(REQUEST):
Starting at the line with "Enumerate this screenshot's", copy each line through the last one below exactly as written, without any pictures.

(INFORMATION PROVIDED):

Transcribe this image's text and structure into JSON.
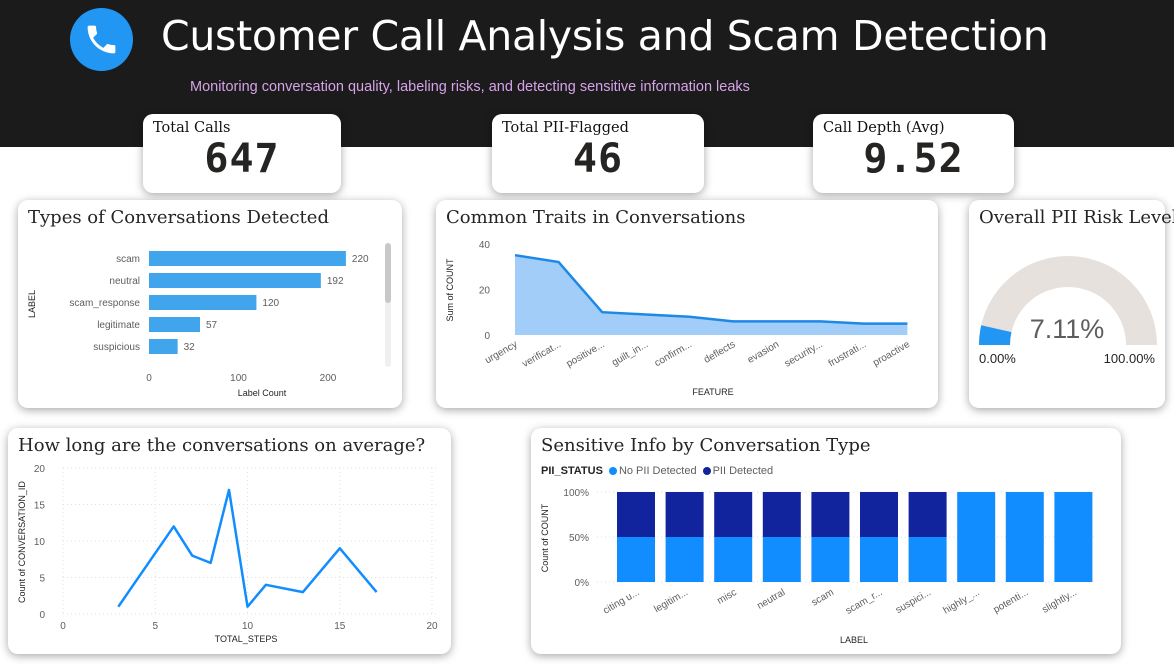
{
  "header": {
    "title": "Customer Call Analysis and Scam Detection",
    "subtitle": "Monitoring conversation quality, labeling risks, and detecting sensitive information leaks",
    "icon": "phone-icon"
  },
  "colors": {
    "primary_blue": "#2196f3",
    "bar_blue": "#41a5ee",
    "area_fill": "#a3cdf9",
    "line_blue": "#1e88e5",
    "pii_dark": "#12239e",
    "no_pii": "#118dff",
    "gauge_track": "#e6e1dc",
    "header_bg": "#1b1b1b",
    "subtitle": "#d6a2e8"
  },
  "kpis": [
    {
      "label": "Total Calls",
      "value": "647"
    },
    {
      "label": "Total PII-Flagged",
      "value": "46"
    },
    {
      "label": "Call Depth (Avg)",
      "value": "9.52"
    }
  ],
  "charts": {
    "types": {
      "title": "Types of Conversations Detected",
      "ylabel": "LABEL",
      "xlabel": "Label Count",
      "xticks": [
        "0",
        "100",
        "200"
      ]
    },
    "traits": {
      "title": "Common Traits in Conversations",
      "ylabel": "Sum of COUNT",
      "xlabel": "FEATURE",
      "yticks": [
        "0",
        "20",
        "40"
      ]
    },
    "gauge": {
      "title": "Overall PII Risk Level",
      "value_label": "7.11%",
      "min_label": "0.00%",
      "max_label": "100.00%"
    },
    "length": {
      "title": "How long are the conversations on average?",
      "ylabel": "Count of CONVERSATION_ID",
      "xlabel": "TOTAL_STEPS",
      "xticks": [
        "0",
        "5",
        "10",
        "15",
        "20"
      ],
      "yticks": [
        "0",
        "5",
        "10",
        "15",
        "20"
      ]
    },
    "sensitive": {
      "title": "Sensitive Info by Conversation Type",
      "legend_title": "PII_STATUS",
      "legend_no": "No PII Detected",
      "legend_yes": "PII Detected",
      "ylabel": "Count of COUNT",
      "xlabel": "LABEL",
      "yticks": [
        "0%",
        "50%",
        "100%"
      ]
    }
  },
  "chart_data": [
    {
      "type": "bar",
      "orientation": "horizontal",
      "categories": [
        "scam",
        "neutral",
        "scam_response",
        "legitimate",
        "suspicious"
      ],
      "values": [
        220,
        192,
        120,
        57,
        32
      ],
      "xlim": [
        0,
        230
      ]
    },
    {
      "type": "area",
      "categories": [
        "urgency",
        "verificat...",
        "positive...",
        "guilt_in...",
        "confirm...",
        "deflects",
        "evasion",
        "security...",
        "frustrati...",
        "proactive"
      ],
      "values": [
        35,
        32,
        10,
        9,
        8,
        6,
        6,
        6,
        5,
        5
      ],
      "ylim": [
        0,
        40
      ]
    },
    {
      "type": "gauge",
      "value": 7.11,
      "min": 0,
      "max": 100
    },
    {
      "type": "line",
      "x": [
        3,
        6,
        7,
        8,
        9,
        10,
        11,
        13,
        15,
        17
      ],
      "y": [
        1,
        12,
        8,
        7,
        17,
        1,
        4,
        3,
        9,
        3
      ],
      "xlim": [
        0,
        20
      ],
      "ylim": [
        0,
        20
      ]
    },
    {
      "type": "bar",
      "stacked": "100%",
      "categories": [
        "citing u...",
        "legitim...",
        "misc",
        "neutral",
        "scam",
        "scam_r...",
        "suspici...",
        "highly_...",
        "potenti...",
        "slightly..."
      ],
      "series": [
        {
          "name": "No PII Detected",
          "values": [
            50,
            50,
            50,
            50,
            50,
            50,
            50,
            100,
            100,
            100
          ]
        },
        {
          "name": "PII Detected",
          "values": [
            50,
            50,
            50,
            50,
            50,
            50,
            50,
            0,
            0,
            0
          ]
        }
      ]
    }
  ]
}
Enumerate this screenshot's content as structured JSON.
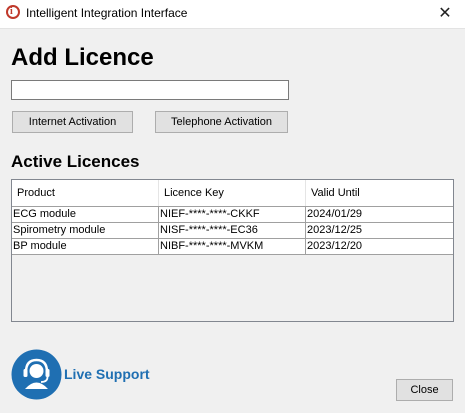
{
  "window": {
    "title": "Intelligent Integration Interface",
    "close_glyph": "✕",
    "app_icon": "app-logo-icon"
  },
  "add_licence": {
    "heading": "Add Licence",
    "input_value": "",
    "internet_button": "Internet Activation",
    "telephone_button": "Telephone Activation"
  },
  "active_licences": {
    "heading": "Active Licences",
    "columns": [
      "Product",
      "Licence Key",
      "Valid Until"
    ],
    "rows": [
      {
        "product": "ECG module",
        "key": "NIEF-****-****-CKKF",
        "valid_until": "2024/01/29"
      },
      {
        "product": "Spirometry module",
        "key": "NISF-****-****-EC36",
        "valid_until": "2023/12/25"
      },
      {
        "product": "BP module",
        "key": "NIBF-****-****-MVKM",
        "valid_until": "2023/12/20"
      }
    ]
  },
  "footer": {
    "support_label": "Live Support",
    "support_icon": "headset-support-icon",
    "close_button": "Close"
  },
  "colors": {
    "support_blue": "#1f6fb2",
    "app_icon_red": "#c0392b"
  }
}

(SOLUTION TO THIS PROBLEM):
Enumerate this screenshot's content as structured JSON.
{
  "window": {
    "title": "Intelligent Integration Interface",
    "close_glyph": "✕",
    "app_icon": "app-logo-icon"
  },
  "add_licence": {
    "heading": "Add Licence",
    "input_value": "",
    "internet_button": "Internet Activation",
    "telephone_button": "Telephone Activation"
  },
  "active_licences": {
    "heading": "Active Licences",
    "columns": [
      "Product",
      "Licence Key",
      "Valid Until"
    ],
    "rows": [
      {
        "product": "ECG module",
        "key": "NIEF-****-****-CKKF",
        "valid_until": "2024/01/29"
      },
      {
        "product": "Spirometry module",
        "key": "NISF-****-****-EC36",
        "valid_until": "2023/12/25"
      },
      {
        "product": "BP module",
        "key": "NIBF-****-****-MVKM",
        "valid_until": "2023/12/20"
      }
    ]
  },
  "footer": {
    "support_label": "Live Support",
    "support_icon": "headset-support-icon",
    "close_button": "Close"
  },
  "colors": {
    "support_blue": "#1f6fb2",
    "app_icon_red": "#c0392b"
  }
}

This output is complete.